(Rows from a dataset)
■ ■ ■ ■ ■

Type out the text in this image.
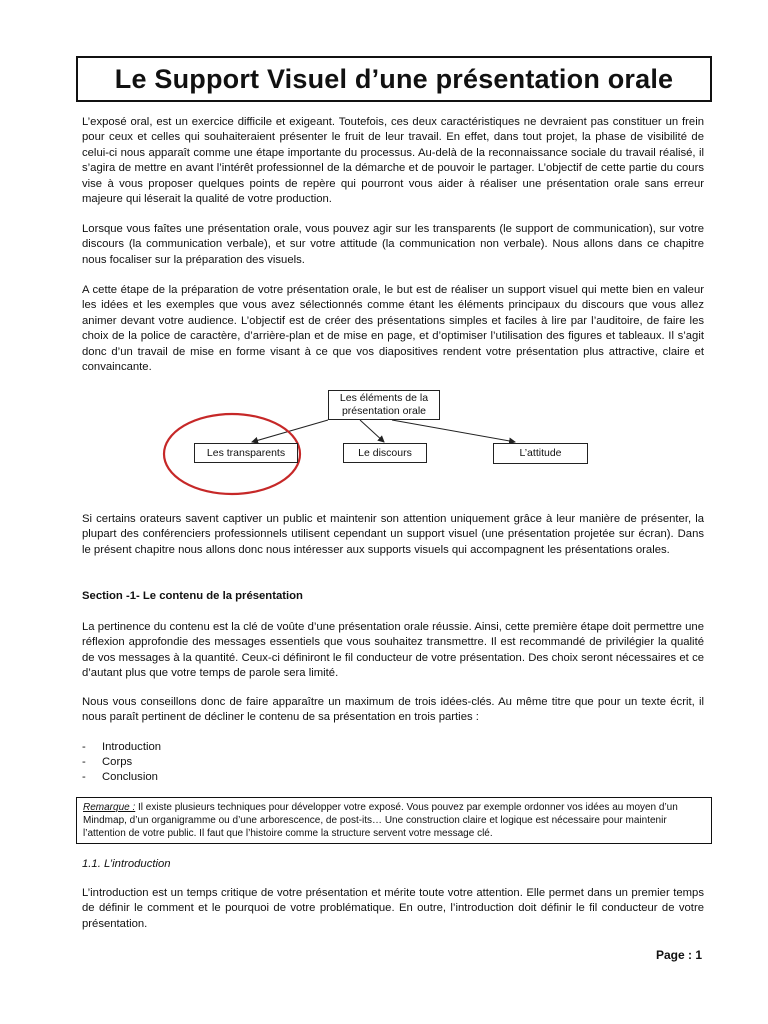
Le Support Visuel d’une présentation orale

L’exposé oral, est un exercice difficile et exigeant. Toutefois, ces deux caractéristiques ne devraient pas constituer un frein pour ceux et celles qui souhaiteraient présenter le fruit de leur travail. En effet, dans tout projet, la phase de visibilité de celui-ci nous apparaît comme une étape importante du processus. Au-delà de la reconnaissance sociale du travail réalisé, il s’agira de mettre en avant l’intérêt professionnel de la démarche et de pouvoir le partager. L’objectif de cette partie du cours vise à vous proposer quelques points de repère qui pourront vous aider à réaliser une présentation orale sans erreur majeure qui léserait la qualité de votre production.

Lorsque vous faîtes une présentation orale, vous pouvez agir sur les transparents (le support de communication), sur votre discours (la communication verbale), et sur votre attitude (la communication non verbale). Nous allons dans ce chapitre nous focaliser sur la préparation des visuels.

A cette étape de la préparation de votre présentation orale, le but est de réaliser un support visuel qui mette bien en valeur les idées et les exemples que vous avez sélectionnés comme étant les éléments principaux du discours que vous allez animer devant votre audience. L’objectif est de créer des présentations simples et faciles à lire par l’auditoire, de faire les choix de la police de caractère, d’arrière-plan et de mise en page, et d’optimiser l’utilisation des figures et tableaux. Il s’agit donc d’un travail de mise en forme visant à ce que vos diapositives rendent votre présentation plus attractive, claire et convaincante.

Les éléments de la présentation orale
Les transparents	Le discours	L’attitude

Si certains orateurs savent captiver un public et maintenir son attention uniquement grâce à leur manière de présenter, la plupart des conférenciers professionnels utilisent cependant un support visuel (une présentation projetée sur écran). Dans le présent chapitre nous allons donc nous intéresser aux supports visuels qui accompagnent les présentations orales.

Section -1- Le contenu de la présentation

La pertinence du contenu est la clé de voûte d’une présentation orale réussie. Ainsi, cette première étape doit permettre une réflexion approfondie des messages essentiels que vous souhaitez transmettre. Il est recommandé de privilégier la qualité de vos messages à la quantité. Ceux-ci définiront le fil conducteur de votre présentation. Des choix seront nécessaires et ce d’autant plus que votre temps de parole sera limité.

Nous vous conseillons donc de faire apparaître un maximum de trois idées-clés. Au même titre que pour un texte écrit, il nous paraît pertinent de décliner le contenu de sa présentation en trois parties :

-	Introduction
-	Corps
-	Conclusion
Remarque : Il existe plusieurs techniques pour développer votre exposé. Vous pouvez par exemple ordonner vos idées au moyen d’un Mindmap, d’un organigramme ou d’une arborescence, de post-its… Une construction claire et logique est nécessaire pour maintenir l’attention de votre public. Il faut que l’histoire comme la structure servent votre message clé.
1.1. L’introduction

L’introduction est un temps critique de votre présentation et mérite toute votre attention. Elle permet dans un premier temps de définir le comment et le pourquoi de votre problématique. En outre, l’introduction doit définir le fil conducteur de votre présentation.

Page : 1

■ ■ ■ ■ ■

Find the word "transparents" in the records and pull out each line that has it.

Lorsque vous faîtes une présentation orale, vous pouvez agir sur les transparents (le support de communication), sur votre discours (la communication verbale), et sur votre attitude (la communication non verbale). Nous allons dans ce chapitre nous focaliser sur la préparation des visuels.
Les transparents	Le discours	L’attitude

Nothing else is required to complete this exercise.